### Material for this exercise ###

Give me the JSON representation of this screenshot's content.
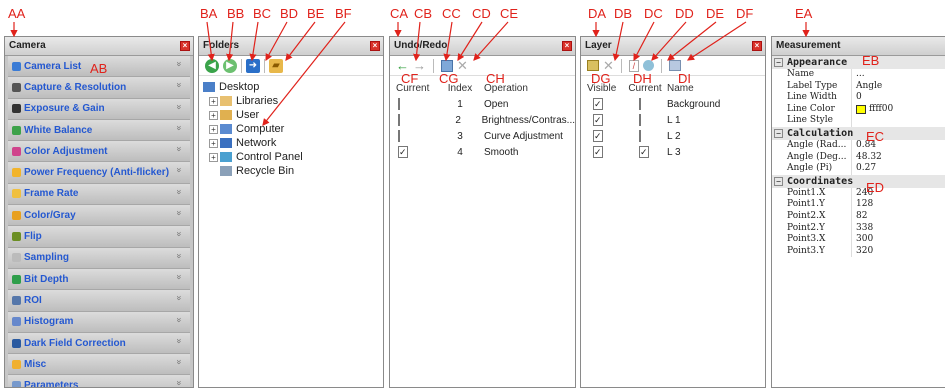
{
  "camera": {
    "title": "Camera",
    "items": [
      {
        "label": "Camera List",
        "icon": "camera-icon",
        "color": "#3a7bd5"
      },
      {
        "label": "Capture & Resolution",
        "icon": "capture-icon",
        "color": "#555555"
      },
      {
        "label": "Exposure & Gain",
        "icon": "exposure-icon",
        "color": "#333333"
      },
      {
        "label": "White Balance",
        "icon": "white-balance-icon",
        "color": "#3da24a"
      },
      {
        "label": "Color Adjustment",
        "icon": "color-wheel-icon",
        "color": "#d0448c"
      },
      {
        "label": "Power Frequency (Anti-flicker)",
        "icon": "power-frequency-icon",
        "color": "#f2b42b"
      },
      {
        "label": "Frame Rate",
        "icon": "frame-rate-icon",
        "color": "#f0c040"
      },
      {
        "label": "Color/Gray",
        "icon": "color-gray-icon",
        "color": "#e8a020"
      },
      {
        "label": "Flip",
        "icon": "flip-icon",
        "color": "#6b8e23"
      },
      {
        "label": "Sampling",
        "icon": "sampling-icon",
        "color": "#bbbbbb"
      },
      {
        "label": "Bit Depth",
        "icon": "bit-depth-icon",
        "color": "#2e9e4a"
      },
      {
        "label": "ROI",
        "icon": "roi-icon",
        "color": "#5577aa"
      },
      {
        "label": "Histogram",
        "icon": "histogram-icon",
        "color": "#6688cc"
      },
      {
        "label": "Dark Field Correction",
        "icon": "dark-field-icon",
        "color": "#2a5aa0"
      },
      {
        "label": "Misc",
        "icon": "misc-icon",
        "color": "#f0b030"
      },
      {
        "label": "Parameters",
        "icon": "parameters-icon",
        "color": "#7799cc"
      }
    ]
  },
  "folders": {
    "title": "Folders",
    "tree": [
      {
        "label": "Desktop",
        "level": 0,
        "expander": "",
        "icon": "desktop-icon"
      },
      {
        "label": "Libraries",
        "level": 1,
        "expander": "+",
        "icon": "libraries-icon"
      },
      {
        "label": "User",
        "level": 1,
        "expander": "+",
        "icon": "user-folder-icon"
      },
      {
        "label": "Computer",
        "level": 1,
        "expander": "+",
        "icon": "computer-icon"
      },
      {
        "label": "Network",
        "level": 1,
        "expander": "+",
        "icon": "network-icon"
      },
      {
        "label": "Control Panel",
        "level": 1,
        "expander": "+",
        "icon": "control-panel-icon"
      },
      {
        "label": "Recycle Bin",
        "level": 1,
        "expander": "",
        "icon": "recycle-bin-icon"
      }
    ]
  },
  "undo": {
    "title": "Undo/Redo",
    "columns": [
      "Current",
      "Index",
      "Operation"
    ],
    "rows": [
      {
        "current": false,
        "index": "1",
        "operation": "Open"
      },
      {
        "current": false,
        "index": "2",
        "operation": "Brightness/Contras..."
      },
      {
        "current": false,
        "index": "3",
        "operation": "Curve Adjustment"
      },
      {
        "current": true,
        "index": "4",
        "operation": "Smooth"
      }
    ]
  },
  "layer": {
    "title": "Layer",
    "columns": [
      "Visible",
      "Current",
      "Name"
    ],
    "rows": [
      {
        "visible": true,
        "current": false,
        "name": "Background"
      },
      {
        "visible": true,
        "current": false,
        "name": "L 1"
      },
      {
        "visible": true,
        "current": false,
        "name": "L 2"
      },
      {
        "visible": true,
        "current": true,
        "name": "L 3"
      }
    ]
  },
  "measurement": {
    "title": "Measurement",
    "sections": [
      {
        "name": "Appearance",
        "rows": [
          {
            "key": "Name",
            "value": "..."
          },
          {
            "key": "Label Type",
            "value": "Angle"
          },
          {
            "key": "Line Width",
            "value": "0"
          },
          {
            "key": "Line Color",
            "value": "ffff00",
            "swatch": "#ffff00"
          },
          {
            "key": "Line Style",
            "value": ""
          }
        ]
      },
      {
        "name": "Calculation",
        "rows": [
          {
            "key": "Angle (Rad...",
            "value": "0.84"
          },
          {
            "key": "Angle (Deg...",
            "value": "48.32"
          },
          {
            "key": "Angle (Pi)",
            "value": "0.27"
          }
        ]
      },
      {
        "name": "Coordinates",
        "rows": [
          {
            "key": "Point1.X",
            "value": "240"
          },
          {
            "key": "Point1.Y",
            "value": "128"
          },
          {
            "key": "Point2.X",
            "value": "82"
          },
          {
            "key": "Point2.Y",
            "value": "338"
          },
          {
            "key": "Point3.X",
            "value": "300"
          },
          {
            "key": "Point3.Y",
            "value": "320"
          }
        ]
      }
    ]
  },
  "annotations": {
    "AA": "AA",
    "AB": "AB",
    "BA": "BA",
    "BB": "BB",
    "BC": "BC",
    "BD": "BD",
    "BE": "BE",
    "BF": "BF",
    "CA": "CA",
    "CB": "CB",
    "CC": "CC",
    "CD": "CD",
    "CE": "CE",
    "CF": "CF",
    "CG": "CG",
    "CH": "CH",
    "DA": "DA",
    "DB": "DB",
    "DC": "DC",
    "DD": "DD",
    "DE": "DE",
    "DF": "DF",
    "DG": "DG",
    "DH": "DH",
    "DI": "DI",
    "EA": "EA",
    "EB": "EB",
    "EC": "EC",
    "ED": "ED"
  },
  "colors": {
    "annotation": "#e0221b",
    "close": "#d9322a",
    "accent": "#2458d0"
  }
}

###

§ What you need to do: Keep only those lines of the records that hold "Adjustment", and return them.

§ Task response:
        "label": "Color Adjustment",
        "operation": "Curve Adjustment"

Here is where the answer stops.